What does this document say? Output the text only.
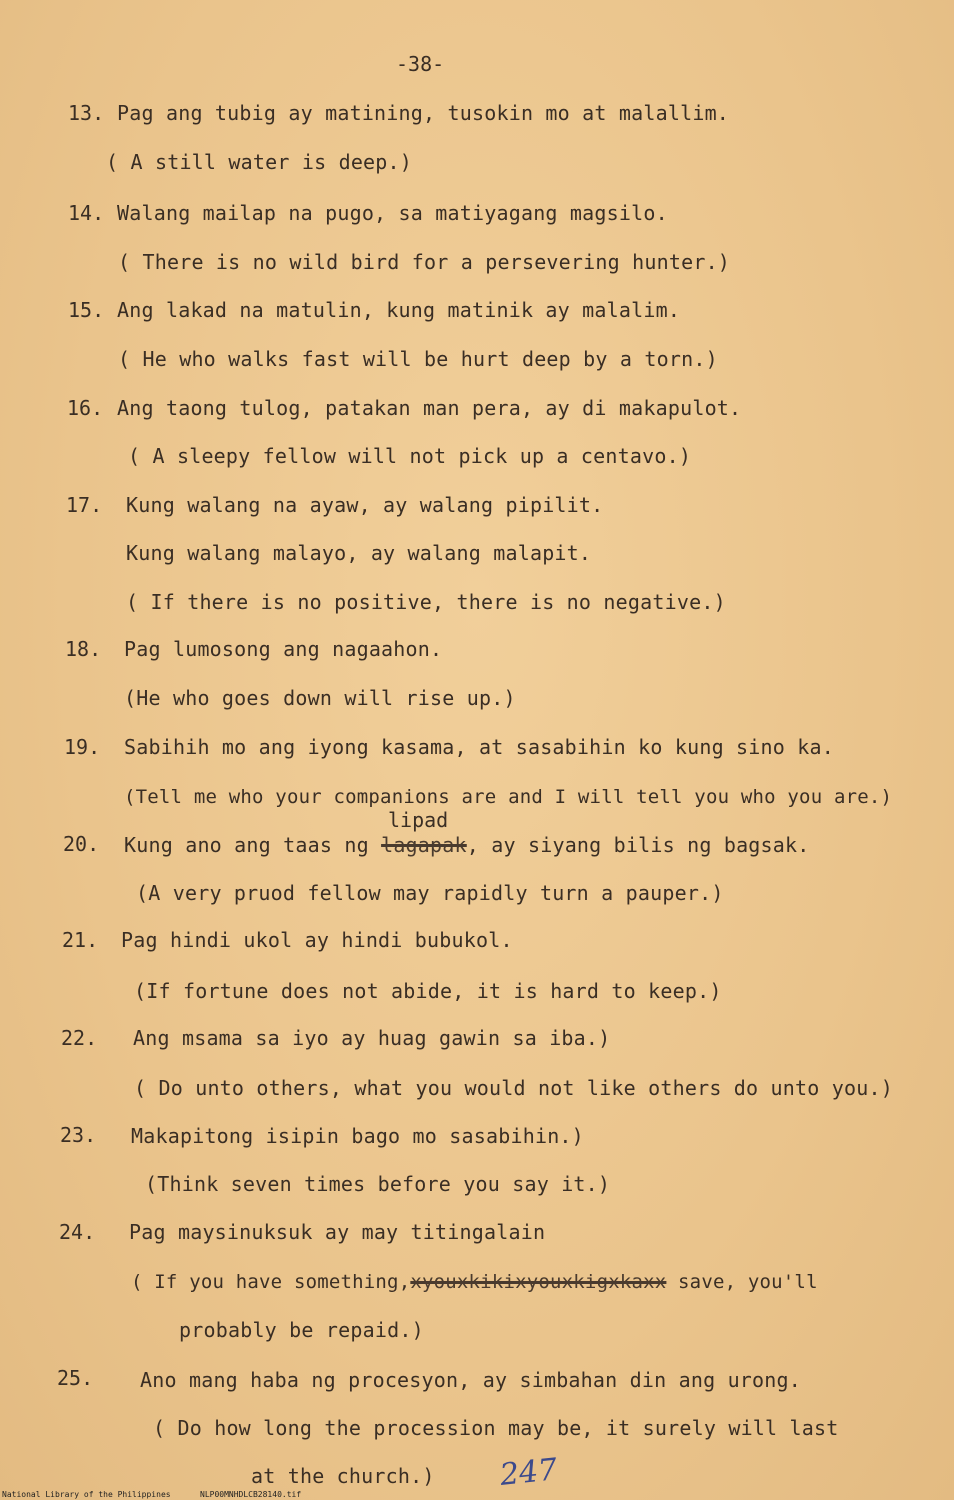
-38-
13. Pag ang tubig ay matining, tusokin mo at malallim.
( A still water is deep.)
14. Walang mailap na pugo, sa matiyagang magsilo.
( There is no wild bird for a persevering hunter.)
15. Ang lakad na matulin, kung matinik ay malalim.
( He who walks fast will be hurt deep by a torn.)
16. Ang taong tulog, patakan man pera, ay di makapulot.
( A sleepy fellow will not pick up a centavo.)
17. Kung walang na ayaw, ay walang pipilit.
Kung walang malayo, ay walang malapit.
( If there is no positive, there is no negative.)
18. Pag lumosong ang nagaahon.
(He who goes down will rise up.)
19. Sabihih mo ang iyong kasama, at sasabihin ko kung sino ka.
(Tell me who your companions are and I will tell you who you are.)
lipad
20. Kung ano ang taas ng lagapak, ay siyang bilis ng bagsak.
(A very pruod fellow may rapidly turn a pauper.)
21. Pag hindi ukol ay hindi bubukol.
(If fortune does not abide, it is hard to keep.)
22. Ang msama sa iyo ay huag gawin sa iba.)
( Do unto others, what you would not like others do unto you.)
23. Makapitong isipin bago mo sasabihin.)
(Think seven times before you say it.)
24. Pag maysinuksuk ay may titingalain
( If you have something,xyouxkikixyouxkigxkaxx save, you'll
probably be repaid.)
25. Ano mang haba ng procesyon, ay simbahan din ang urong.
( Do how long the procession may be, it surely will last
at the church.) 247
National Library of the Philippines	NLP00MNHDLCB28140.tif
§
▸ **SET TASK**: Of the lines above, how many hold the string "fellow"? Answer with only the number.

▸ **ANSWER TO THIS EXERCISE**: 2